Data entries
start

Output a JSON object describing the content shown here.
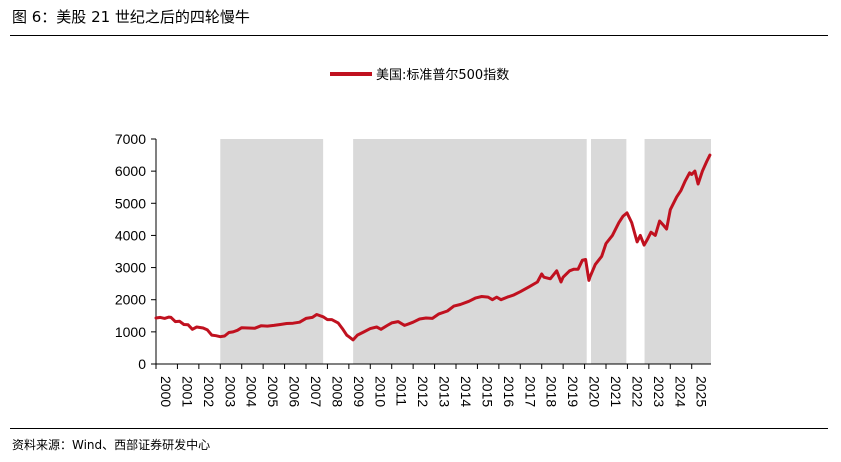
{
  "figure": {
    "title": "图 6：美股 21 世纪之后的四轮慢牛",
    "source": "资料来源：Wind、西部证券研发中心"
  },
  "colors": {
    "line": "#c0111f",
    "shade": "#d9d9d9",
    "axis": "#000000"
  },
  "chart_data": {
    "type": "line",
    "title": "",
    "xlabel": "",
    "ylabel": "",
    "legend": {
      "label": "美国:标准普尔500指数",
      "position": "top-center"
    },
    "ylim": [
      0,
      7000
    ],
    "yticks": [
      0,
      1000,
      2000,
      3000,
      4000,
      5000,
      6000,
      7000
    ],
    "xlim": [
      2000,
      2025.9
    ],
    "xticks": [
      "2000",
      "2001",
      "2002",
      "2003",
      "2004",
      "2005",
      "2006",
      "2007",
      "2008",
      "2009",
      "2010",
      "2011",
      "2012",
      "2013",
      "2014",
      "2015",
      "2016",
      "2017",
      "2018",
      "2019",
      "2020",
      "2021",
      "2022",
      "2023",
      "2024",
      "2025"
    ],
    "shaded_periods": [
      [
        2003.0,
        2007.8
      ],
      [
        2009.2,
        2020.1
      ],
      [
        2020.3,
        2021.95
      ],
      [
        2022.8,
        2025.9
      ]
    ],
    "series": [
      {
        "name": "美国:标准普尔500指数",
        "x": [
          2000.0,
          2000.2,
          2000.4,
          2000.6,
          2000.7,
          2000.9,
          2001.1,
          2001.3,
          2001.5,
          2001.7,
          2001.9,
          2002.2,
          2002.4,
          2002.6,
          2002.8,
          2003.0,
          2003.2,
          2003.4,
          2003.6,
          2003.8,
          2004.0,
          2004.3,
          2004.6,
          2004.9,
          2005.2,
          2005.5,
          2005.8,
          2006.1,
          2006.4,
          2006.7,
          2007.0,
          2007.3,
          2007.5,
          2007.8,
          2008.0,
          2008.2,
          2008.5,
          2008.7,
          2008.9,
          2009.0,
          2009.2,
          2009.4,
          2009.7,
          2010.0,
          2010.3,
          2010.5,
          2010.8,
          2011.0,
          2011.3,
          2011.6,
          2011.8,
          2012.0,
          2012.3,
          2012.6,
          2012.9,
          2013.2,
          2013.6,
          2013.9,
          2014.2,
          2014.6,
          2014.9,
          2015.2,
          2015.5,
          2015.7,
          2015.9,
          2016.1,
          2016.4,
          2016.7,
          2017.0,
          2017.4,
          2017.8,
          2018.0,
          2018.1,
          2018.4,
          2018.7,
          2018.9,
          2019.0,
          2019.3,
          2019.5,
          2019.7,
          2019.9,
          2020.05,
          2020.2,
          2020.25,
          2020.5,
          2020.8,
          2021.0,
          2021.3,
          2021.6,
          2021.8,
          2021.98,
          2022.2,
          2022.45,
          2022.6,
          2022.78,
          2022.95,
          2023.1,
          2023.3,
          2023.5,
          2023.7,
          2023.83,
          2024.0,
          2024.3,
          2024.5,
          2024.7,
          2024.9,
          2025.0,
          2025.15,
          2025.3,
          2025.5,
          2025.7,
          2025.85
        ],
        "values": [
          1430,
          1450,
          1420,
          1460,
          1450,
          1320,
          1330,
          1230,
          1220,
          1080,
          1150,
          1120,
          1060,
          900,
          880,
          850,
          870,
          980,
          1000,
          1050,
          1130,
          1120,
          1110,
          1190,
          1180,
          1200,
          1230,
          1260,
          1270,
          1300,
          1420,
          1450,
          1540,
          1470,
          1380,
          1380,
          1280,
          1100,
          900,
          850,
          750,
          900,
          1000,
          1100,
          1150,
          1080,
          1200,
          1280,
          1320,
          1200,
          1250,
          1300,
          1400,
          1430,
          1420,
          1560,
          1650,
          1800,
          1850,
          1950,
          2050,
          2100,
          2080,
          2000,
          2080,
          2000,
          2080,
          2150,
          2250,
          2400,
          2550,
          2800,
          2700,
          2650,
          2900,
          2550,
          2700,
          2900,
          2950,
          2950,
          3230,
          3250,
          2600,
          2700,
          3100,
          3350,
          3750,
          4000,
          4400,
          4600,
          4700,
          4400,
          3800,
          4000,
          3700,
          3900,
          4100,
          4000,
          4450,
          4300,
          4200,
          4800,
          5200,
          5400,
          5700,
          5950,
          5900,
          6000,
          5600,
          6000,
          6300,
          6500
        ]
      }
    ]
  }
}
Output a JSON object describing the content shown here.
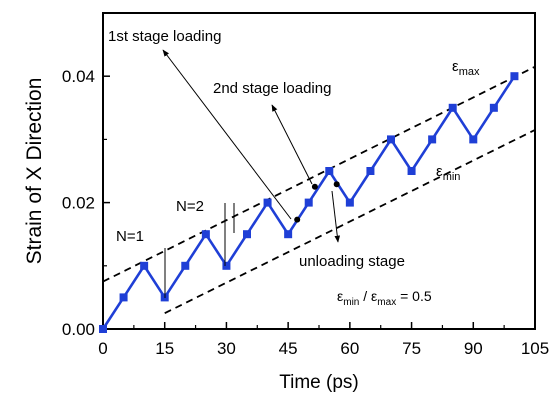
{
  "chart_data": {
    "type": "line",
    "xlabel": "Time (ps)",
    "ylabel": "Strain of  X Direction",
    "xlim": [
      0,
      105
    ],
    "ylim": [
      0,
      0.05
    ],
    "x_ticks": [
      0,
      15,
      30,
      45,
      60,
      75,
      90,
      105
    ],
    "y_ticks": [
      0.0,
      0.02,
      0.04
    ],
    "x_tick_labels": [
      "0",
      "15",
      "30",
      "45",
      "60",
      "75",
      "90",
      "105"
    ],
    "y_tick_labels": [
      "0.00",
      "0.02",
      "0.04"
    ],
    "grid": false,
    "series": [
      {
        "color": "#1f3fd6",
        "marker": "square",
        "x": [
          0,
          5,
          10,
          15,
          20,
          25,
          30,
          35,
          40,
          45,
          50,
          55,
          60,
          65,
          70,
          75,
          80,
          85,
          90,
          95,
          100
        ],
        "y": [
          0.0,
          0.005,
          0.01,
          0.005,
          0.01,
          0.015,
          0.01,
          0.015,
          0.02,
          0.015,
          0.02,
          0.025,
          0.02,
          0.025,
          0.03,
          0.025,
          0.03,
          0.035,
          0.03,
          0.035,
          0.04
        ]
      }
    ],
    "envelope_lines": [
      {
        "label": "εmax",
        "x": [
          0,
          105
        ],
        "y": [
          0.0075,
          0.0415
        ]
      },
      {
        "label": "εmin",
        "x": [
          15,
          105
        ],
        "y": [
          0.0025,
          0.0315
        ]
      }
    ],
    "transition_points": [
      {
        "x": 47.2,
        "y": 0.0173
      },
      {
        "x": 51.5,
        "y": 0.0225
      },
      {
        "x": 56.8,
        "y": 0.0229
      }
    ],
    "annotations": {
      "stage1": "1st stage loading",
      "stage2": "2nd stage loading",
      "unloading": "unloading stage",
      "n1": "N=1",
      "n2": "N=2",
      "eps_symbol": "ε",
      "eps_max_sub": "max",
      "eps_min_sub": "min",
      "ratio_eq": " = 0.5",
      "ratio_slash": " / "
    }
  }
}
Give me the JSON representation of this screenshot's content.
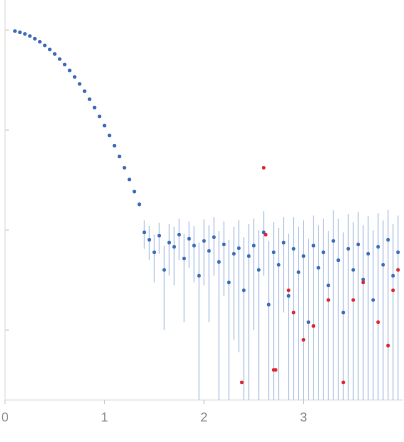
{
  "chart_data": {
    "type": "scatter",
    "log_y": true,
    "xlim": [
      0,
      4
    ],
    "xticks": [
      0,
      1,
      2,
      3
    ],
    "ylim": [
      0.0002,
      2
    ],
    "yticks": [
      0.001,
      0.01,
      0.1,
      1
    ],
    "error_color": "#b7c9e6",
    "series": [
      {
        "color": "#3b6ab8",
        "x": [
          0.1,
          0.15,
          0.2,
          0.25,
          0.3,
          0.35,
          0.4,
          0.45,
          0.5,
          0.55,
          0.6,
          0.65,
          0.7,
          0.75,
          0.8,
          0.85,
          0.9,
          0.95,
          1.0,
          1.05,
          1.1,
          1.15,
          1.2,
          1.25,
          1.3,
          1.35,
          1.4,
          1.45,
          1.5,
          1.55,
          1.6,
          1.65,
          1.7,
          1.75,
          1.8,
          1.85,
          1.9,
          1.95,
          2.0,
          2.05,
          2.1,
          2.15,
          2.2,
          2.25,
          2.3,
          2.35,
          2.4,
          2.45,
          2.5,
          2.55,
          2.6,
          2.65,
          2.7,
          2.75,
          2.8,
          2.85,
          2.9,
          2.95,
          3.0,
          3.05,
          3.1,
          3.15,
          3.2,
          3.25,
          3.3,
          3.35,
          3.4,
          3.45,
          3.5,
          3.55,
          3.6,
          3.65,
          3.7,
          3.75,
          3.8,
          3.85,
          3.9,
          3.95
        ],
        "values": [
          0.978,
          0.952,
          0.916,
          0.872,
          0.82,
          0.764,
          0.703,
          0.641,
          0.577,
          0.514,
          0.453,
          0.395,
          0.34,
          0.29,
          0.245,
          0.204,
          0.168,
          0.137,
          0.111,
          0.0884,
          0.0698,
          0.0545,
          0.042,
          0.0321,
          0.0243,
          0.0181,
          0.0095,
          0.008,
          0.006,
          0.0088,
          0.004,
          0.0075,
          0.0068,
          0.009,
          0.0052,
          0.0082,
          0.007,
          0.0035,
          0.0078,
          0.0062,
          0.0085,
          0.0048,
          0.0072,
          0.003,
          0.0058,
          0.0066,
          0.0025,
          0.0055,
          0.007,
          0.004,
          0.0095,
          0.0018,
          0.006,
          0.0045,
          0.0075,
          0.0022,
          0.0065,
          0.0038,
          0.0055,
          0.0012,
          0.007,
          0.0042,
          0.006,
          0.0028,
          0.0078,
          0.005,
          0.0015,
          0.0065,
          0.004,
          0.0072,
          0.0032,
          0.0058,
          0.002,
          0.0068,
          0.0045,
          0.008,
          0.0035,
          0.006
        ],
        "errors": [
          0.001,
          0.001,
          0.001,
          0.001,
          0.001,
          0.001,
          0.001,
          0.001,
          0.001,
          0.001,
          0.001,
          0.001,
          0.001,
          0.001,
          0.001,
          0.001,
          0.001,
          0.001,
          0.001,
          0.001,
          0.001,
          0.001,
          0.001,
          0.001,
          0.001,
          0.001,
          0.003,
          0.003,
          0.003,
          0.003,
          0.003,
          0.004,
          0.004,
          0.004,
          0.004,
          0.004,
          0.004,
          0.004,
          0.005,
          0.005,
          0.005,
          0.005,
          0.005,
          0.005,
          0.005,
          0.006,
          0.006,
          0.006,
          0.006,
          0.006,
          0.006,
          0.006,
          0.006,
          0.006,
          0.006,
          0.007,
          0.007,
          0.007,
          0.007,
          0.007,
          0.007,
          0.007,
          0.007,
          0.007,
          0.008,
          0.008,
          0.008,
          0.008,
          0.008,
          0.008,
          0.008,
          0.008,
          0.008,
          0.008,
          0.008,
          0.008,
          0.008,
          0.008
        ]
      },
      {
        "color": "#e0242b",
        "x": [
          2.38,
          2.6,
          2.62,
          2.7,
          2.72,
          2.85,
          2.9,
          3.0,
          3.1,
          3.25,
          3.4,
          3.5,
          3.6,
          3.75,
          3.85,
          3.9,
          3.95
        ],
        "values": [
          0.0003,
          0.042,
          0.009,
          0.0004,
          0.0004,
          0.0025,
          0.0015,
          0.0008,
          0.0011,
          0.002,
          0.0003,
          0.002,
          0.003,
          0.0012,
          0.0007,
          0.0025,
          0.004
        ]
      }
    ]
  }
}
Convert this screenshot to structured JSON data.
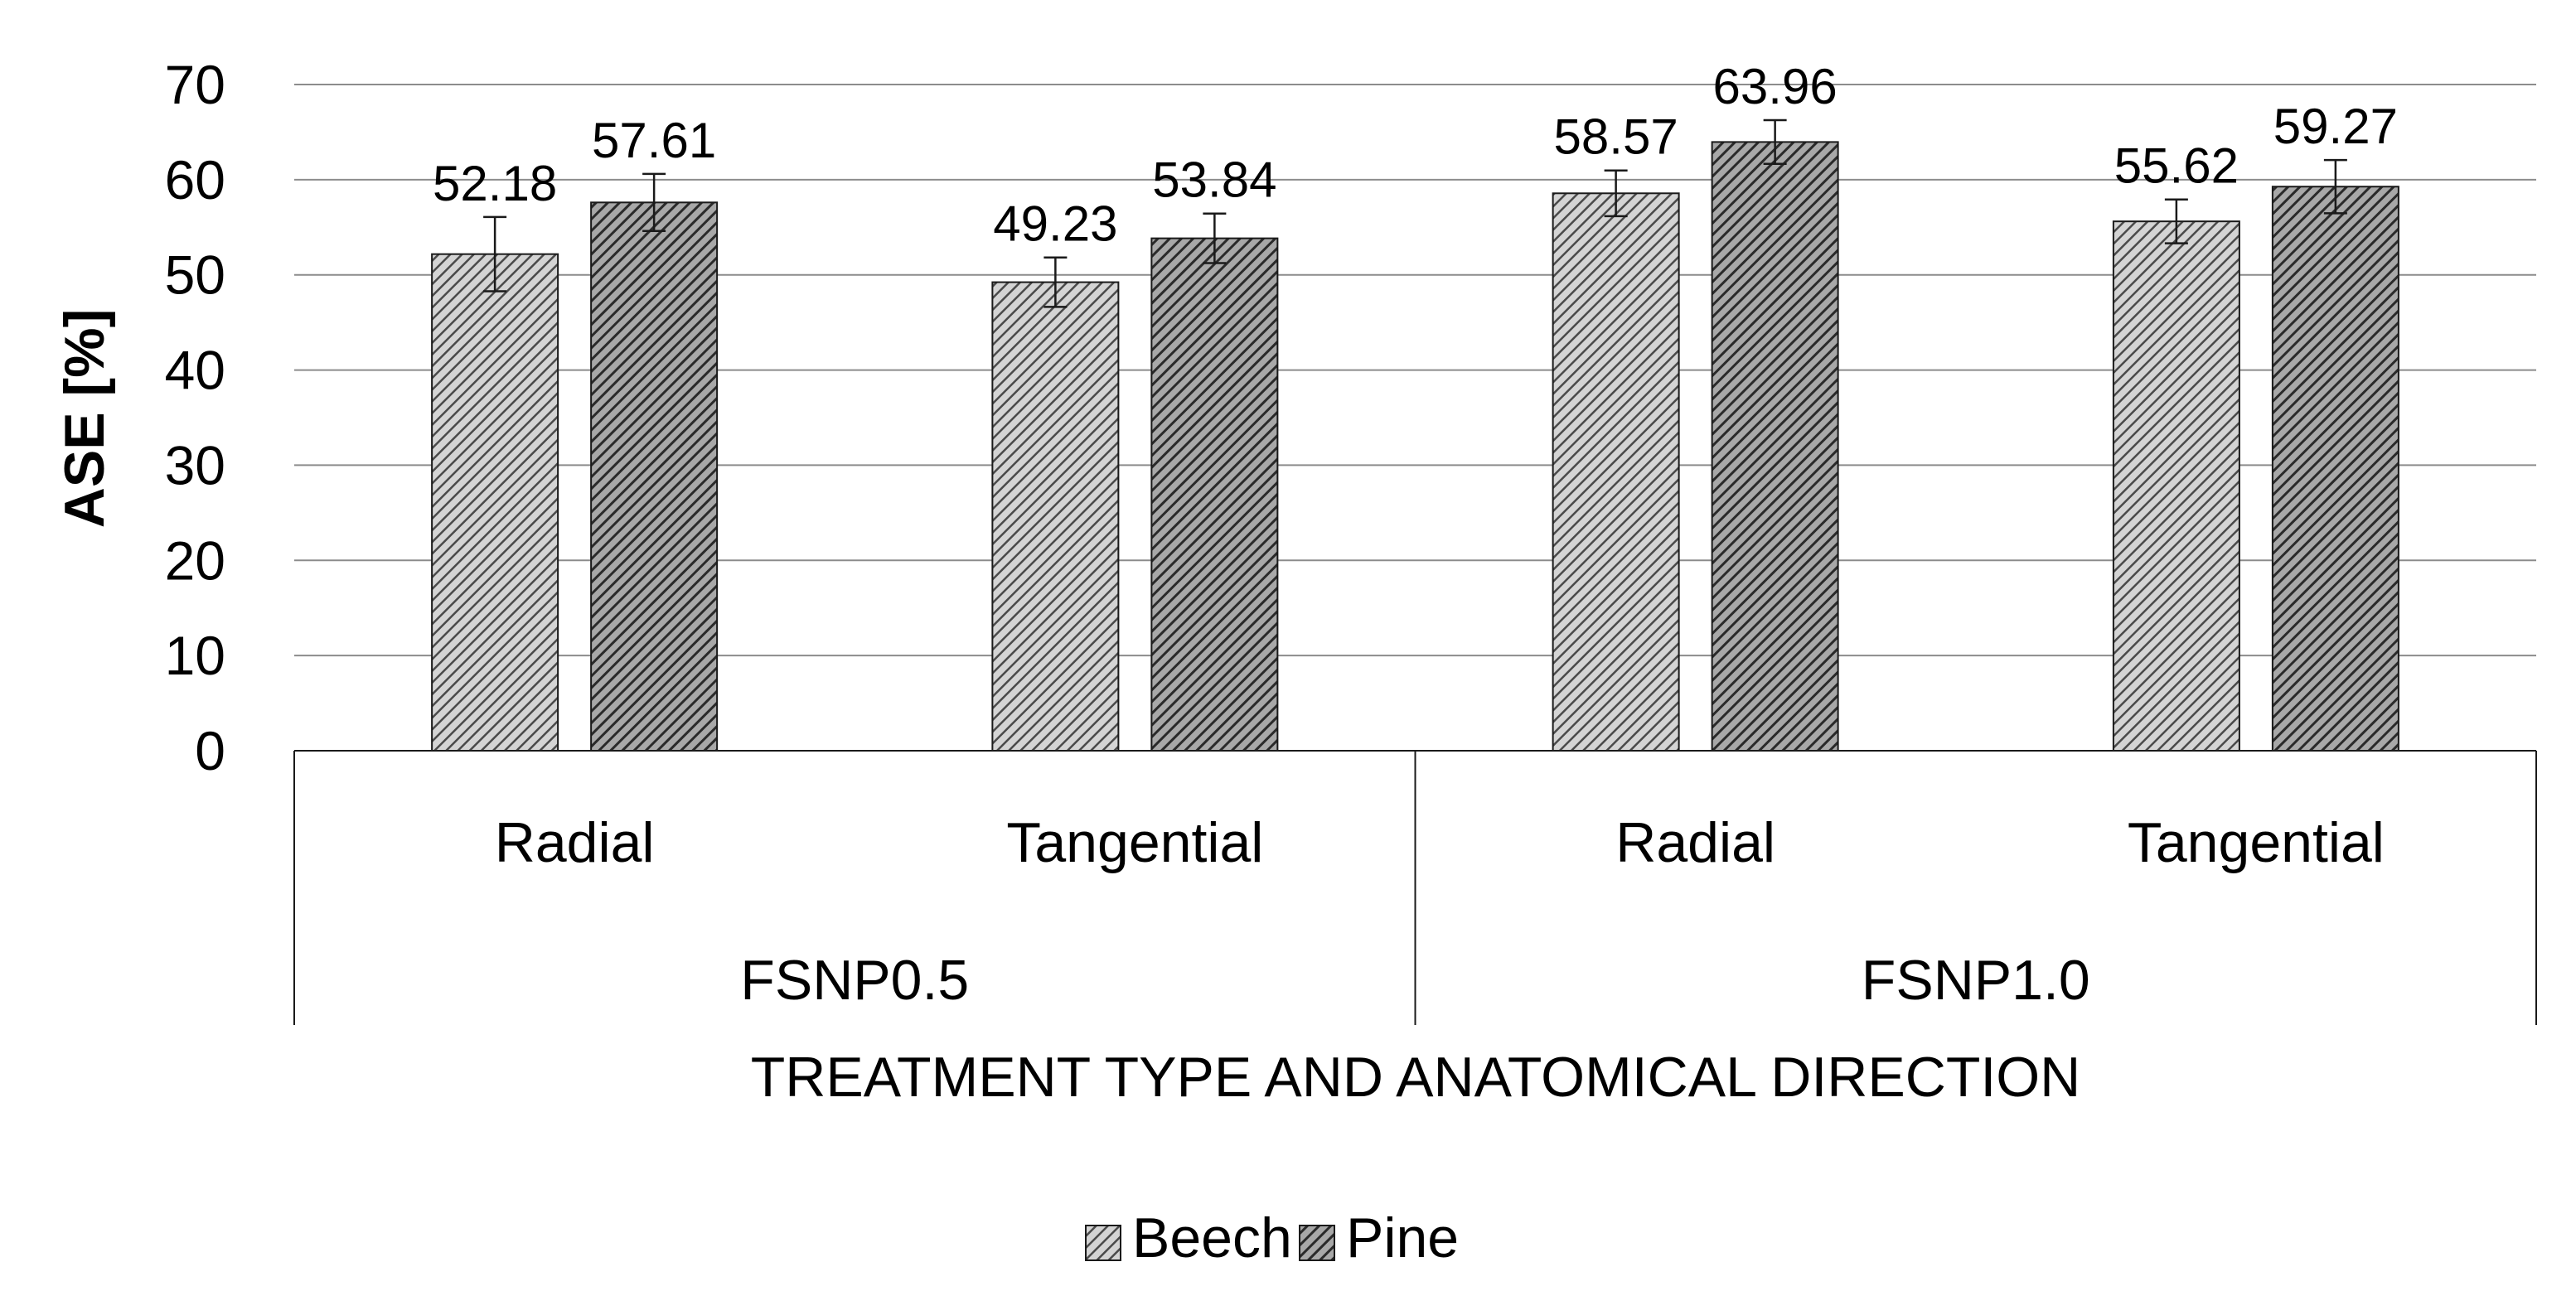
{
  "chart_data": {
    "type": "bar",
    "title": "",
    "ylabel": "ASE [%]",
    "xlabel": "TREATMENT TYPE AND ANATOMICAL DIRECTION",
    "ylim": [
      0,
      70
    ],
    "yticks": [
      0,
      10,
      20,
      30,
      40,
      50,
      60,
      70
    ],
    "grid": true,
    "legend_position": "bottom",
    "groups": [
      {
        "label": "FSNP0.5",
        "categories": [
          "Radial",
          "Tangential"
        ]
      },
      {
        "label": "FSNP1.0",
        "categories": [
          "Radial",
          "Tangential"
        ]
      }
    ],
    "categories": [
      "Radial",
      "Tangential",
      "Radial",
      "Tangential"
    ],
    "series": [
      {
        "name": "Beech",
        "values": [
          52.18,
          49.23,
          58.57,
          55.62
        ],
        "error": [
          3.9,
          2.6,
          2.4,
          2.3
        ],
        "fill": "#d4d4d4",
        "hatch": "#4a4a4a"
      },
      {
        "name": "Pine",
        "values": [
          57.61,
          53.84,
          63.96,
          59.27
        ],
        "error": [
          3.0,
          2.6,
          2.3,
          2.8
        ],
        "fill": "#a8a8a8",
        "hatch": "#2a2a2a"
      }
    ],
    "data_labels": [
      [
        "52.18",
        "49.23",
        "58.57",
        "55.62"
      ],
      [
        "57.61",
        "53.84",
        "63.96",
        "59.27"
      ]
    ]
  }
}
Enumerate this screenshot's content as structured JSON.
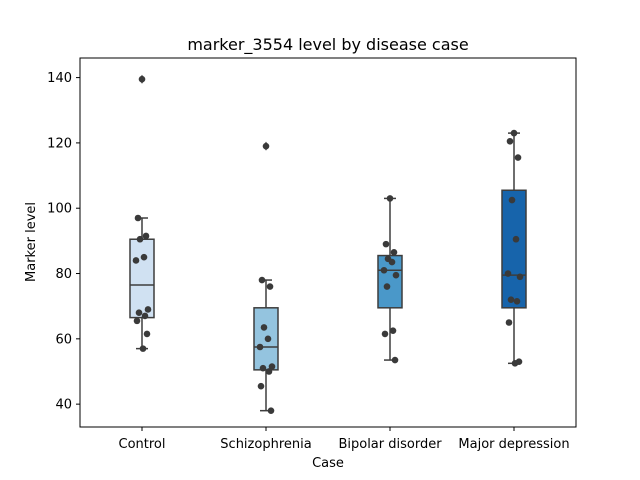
{
  "chart_data": {
    "type": "box",
    "title": "marker_3554 level by disease case",
    "xlabel": "Case",
    "ylabel": "Marker level",
    "ylim": [
      33,
      146
    ],
    "yticks": [
      40,
      60,
      80,
      100,
      120,
      140
    ],
    "grid": false,
    "categories": [
      "Control",
      "Schizophrenia",
      "Bipolar disorder",
      "Major depression"
    ],
    "colors": [
      "#d0e1f2",
      "#94c4df",
      "#4a98c9",
      "#1764ab"
    ],
    "boxes": [
      {
        "category": "Control",
        "q1": 66.5,
        "median": 76.5,
        "q3": 90.5,
        "whisker_low": 57,
        "whisker_high": 97,
        "outliers": [
          139.5
        ]
      },
      {
        "category": "Schizophrenia",
        "q1": 50.5,
        "median": 57.5,
        "q3": 69.5,
        "whisker_low": 38,
        "whisker_high": 78,
        "outliers": [
          119
        ]
      },
      {
        "category": "Bipolar disorder",
        "q1": 69.5,
        "median": 81,
        "q3": 85.5,
        "whisker_low": 53.5,
        "whisker_high": 103,
        "outliers": []
      },
      {
        "category": "Major depression",
        "q1": 69.5,
        "median": 79.5,
        "q3": 105.5,
        "whisker_low": 52.5,
        "whisker_high": 123,
        "outliers": []
      }
    ],
    "points": [
      {
        "category": "Control",
        "values": [
          139.5,
          97,
          91.5,
          90.5,
          85,
          84,
          69,
          68,
          67,
          65.5,
          61.5,
          57
        ]
      },
      {
        "category": "Schizophrenia",
        "values": [
          119,
          78,
          76,
          63.5,
          60,
          57.5,
          51.5,
          51,
          50,
          45.5,
          38
        ]
      },
      {
        "category": "Bipolar disorder",
        "values": [
          103,
          89,
          86.5,
          84.5,
          83.5,
          81,
          79.5,
          76,
          62.5,
          61.5,
          53.5
        ]
      },
      {
        "category": "Major depression",
        "values": [
          123,
          120.5,
          115.5,
          102.5,
          90.5,
          80,
          79,
          72,
          71.5,
          65,
          53,
          52.5
        ]
      }
    ]
  }
}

end

Exercise brief
Look over the records above and copy each line that includes the string "screenshot".

Task result
Give me the JSON representation of this screenshot's content.
Convert this screenshot to structured JSON data.
Enumerate this screenshot's content as structured JSON.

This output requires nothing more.